§ **Set task**
Calculate how many lines in the following records hold the word "holds", and report that number without comment.

════════════════

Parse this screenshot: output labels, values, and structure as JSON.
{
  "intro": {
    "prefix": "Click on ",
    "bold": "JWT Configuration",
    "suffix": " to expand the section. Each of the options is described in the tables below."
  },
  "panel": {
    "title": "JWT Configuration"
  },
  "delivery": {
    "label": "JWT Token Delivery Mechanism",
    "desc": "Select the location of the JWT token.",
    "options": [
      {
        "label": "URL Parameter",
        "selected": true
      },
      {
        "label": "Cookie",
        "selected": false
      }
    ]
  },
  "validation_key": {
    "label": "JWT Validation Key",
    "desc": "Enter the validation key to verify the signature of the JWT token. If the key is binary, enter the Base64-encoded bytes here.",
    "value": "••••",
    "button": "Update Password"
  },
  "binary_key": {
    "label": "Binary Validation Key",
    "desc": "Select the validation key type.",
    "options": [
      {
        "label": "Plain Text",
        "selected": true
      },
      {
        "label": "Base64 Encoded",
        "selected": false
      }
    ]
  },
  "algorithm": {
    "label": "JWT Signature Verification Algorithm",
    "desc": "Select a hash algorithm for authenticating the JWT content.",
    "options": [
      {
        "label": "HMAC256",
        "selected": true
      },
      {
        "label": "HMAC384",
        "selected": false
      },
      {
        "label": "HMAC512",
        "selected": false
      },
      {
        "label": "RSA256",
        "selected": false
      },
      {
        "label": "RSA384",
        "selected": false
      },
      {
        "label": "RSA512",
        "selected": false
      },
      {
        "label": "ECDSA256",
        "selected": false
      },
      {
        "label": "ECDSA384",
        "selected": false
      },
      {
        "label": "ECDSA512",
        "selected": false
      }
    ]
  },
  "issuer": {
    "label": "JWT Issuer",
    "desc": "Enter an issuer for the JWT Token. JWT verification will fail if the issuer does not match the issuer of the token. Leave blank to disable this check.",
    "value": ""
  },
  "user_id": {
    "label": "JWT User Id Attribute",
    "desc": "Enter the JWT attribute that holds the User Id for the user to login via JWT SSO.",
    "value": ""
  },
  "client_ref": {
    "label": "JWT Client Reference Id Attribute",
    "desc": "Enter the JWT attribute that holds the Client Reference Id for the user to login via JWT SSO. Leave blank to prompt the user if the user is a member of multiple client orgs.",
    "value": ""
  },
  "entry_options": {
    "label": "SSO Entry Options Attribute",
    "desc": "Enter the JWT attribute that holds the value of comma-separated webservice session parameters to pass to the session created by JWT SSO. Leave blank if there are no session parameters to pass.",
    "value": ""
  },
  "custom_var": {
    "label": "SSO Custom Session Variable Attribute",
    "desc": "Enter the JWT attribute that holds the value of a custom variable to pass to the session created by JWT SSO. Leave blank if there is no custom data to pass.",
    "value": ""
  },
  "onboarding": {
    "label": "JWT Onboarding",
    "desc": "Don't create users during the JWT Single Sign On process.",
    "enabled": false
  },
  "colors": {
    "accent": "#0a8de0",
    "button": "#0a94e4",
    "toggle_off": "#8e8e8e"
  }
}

════════════════

§ **Answer to the exercise**
4